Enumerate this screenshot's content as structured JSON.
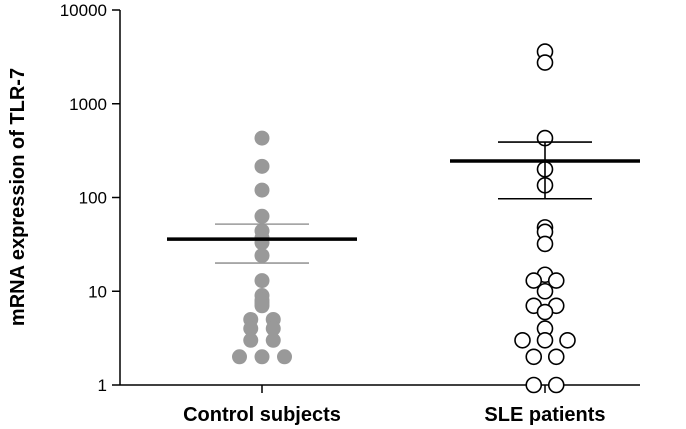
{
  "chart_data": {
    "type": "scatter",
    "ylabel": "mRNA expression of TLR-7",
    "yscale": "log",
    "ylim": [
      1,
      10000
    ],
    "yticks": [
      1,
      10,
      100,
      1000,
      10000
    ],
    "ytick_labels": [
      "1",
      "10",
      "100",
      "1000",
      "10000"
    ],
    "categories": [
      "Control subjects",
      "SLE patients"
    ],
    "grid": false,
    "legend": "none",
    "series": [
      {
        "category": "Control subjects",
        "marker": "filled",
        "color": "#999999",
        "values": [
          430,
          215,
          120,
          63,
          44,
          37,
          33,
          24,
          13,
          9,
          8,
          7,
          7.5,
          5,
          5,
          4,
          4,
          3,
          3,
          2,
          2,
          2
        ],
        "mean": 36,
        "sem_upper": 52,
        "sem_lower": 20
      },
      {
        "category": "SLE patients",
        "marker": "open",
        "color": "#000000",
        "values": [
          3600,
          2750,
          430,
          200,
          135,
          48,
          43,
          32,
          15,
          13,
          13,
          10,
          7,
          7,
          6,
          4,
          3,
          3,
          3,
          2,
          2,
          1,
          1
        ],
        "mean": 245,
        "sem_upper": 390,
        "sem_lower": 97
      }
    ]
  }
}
+++
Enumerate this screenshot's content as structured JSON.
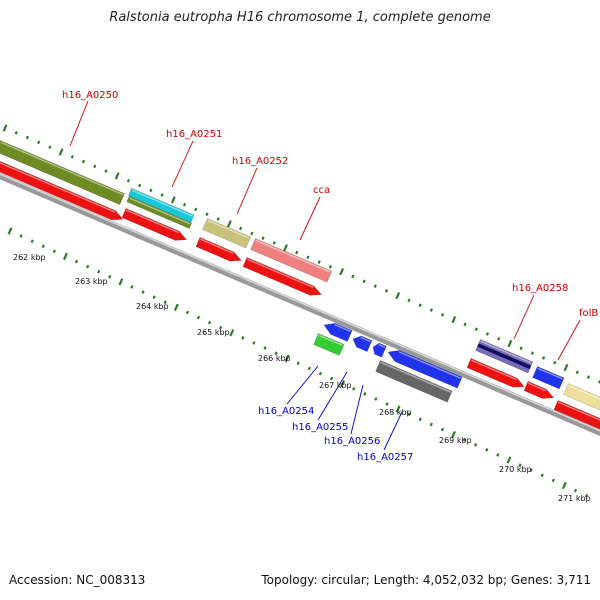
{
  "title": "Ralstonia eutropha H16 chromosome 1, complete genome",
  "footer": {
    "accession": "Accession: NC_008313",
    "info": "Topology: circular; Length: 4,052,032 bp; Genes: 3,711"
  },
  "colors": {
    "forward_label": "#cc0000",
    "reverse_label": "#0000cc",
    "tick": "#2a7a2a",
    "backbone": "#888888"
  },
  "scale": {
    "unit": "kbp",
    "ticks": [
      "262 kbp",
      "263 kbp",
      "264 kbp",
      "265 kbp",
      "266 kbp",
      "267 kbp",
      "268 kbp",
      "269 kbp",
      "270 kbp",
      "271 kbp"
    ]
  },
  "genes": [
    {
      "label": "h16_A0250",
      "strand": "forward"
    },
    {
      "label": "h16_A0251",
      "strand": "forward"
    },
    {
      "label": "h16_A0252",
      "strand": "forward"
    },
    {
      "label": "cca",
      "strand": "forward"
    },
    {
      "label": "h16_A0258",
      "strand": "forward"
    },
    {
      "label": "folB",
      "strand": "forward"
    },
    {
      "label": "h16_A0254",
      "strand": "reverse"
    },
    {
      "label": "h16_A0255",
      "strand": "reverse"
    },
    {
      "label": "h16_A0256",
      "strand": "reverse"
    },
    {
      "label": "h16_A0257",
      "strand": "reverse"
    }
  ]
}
+++
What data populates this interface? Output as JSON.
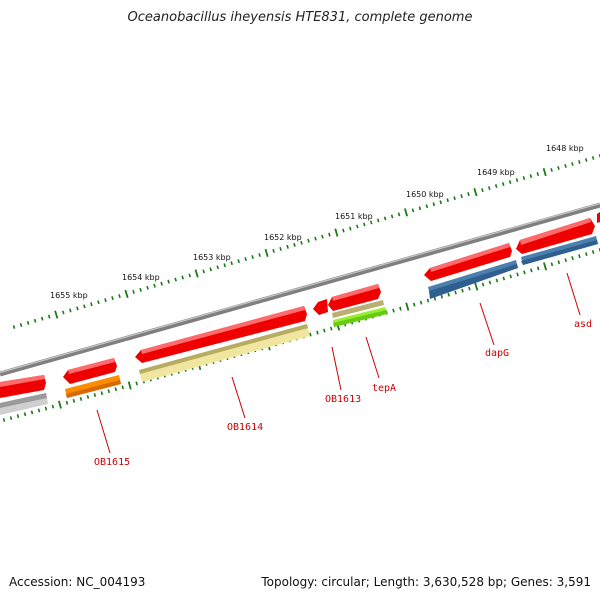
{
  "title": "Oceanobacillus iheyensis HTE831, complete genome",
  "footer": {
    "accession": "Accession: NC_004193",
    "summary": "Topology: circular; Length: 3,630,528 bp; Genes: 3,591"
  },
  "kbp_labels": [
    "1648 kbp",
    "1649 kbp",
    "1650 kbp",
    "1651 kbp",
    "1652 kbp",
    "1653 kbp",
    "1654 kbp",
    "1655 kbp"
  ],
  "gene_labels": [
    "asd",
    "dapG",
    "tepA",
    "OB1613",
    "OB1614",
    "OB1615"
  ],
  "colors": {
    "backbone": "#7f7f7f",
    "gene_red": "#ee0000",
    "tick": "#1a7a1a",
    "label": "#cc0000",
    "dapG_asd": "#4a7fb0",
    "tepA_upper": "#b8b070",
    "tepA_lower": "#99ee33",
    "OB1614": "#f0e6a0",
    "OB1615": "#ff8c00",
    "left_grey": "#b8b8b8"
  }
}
+++
Your goal
Some lines above hold the word "complete". Copy all of them.

Your solution
  "title": "Ralstonia eutropha H16 chromosome 1, complete genome",
  "title": "Oceanobacillus iheyensis HTE831, complete genome",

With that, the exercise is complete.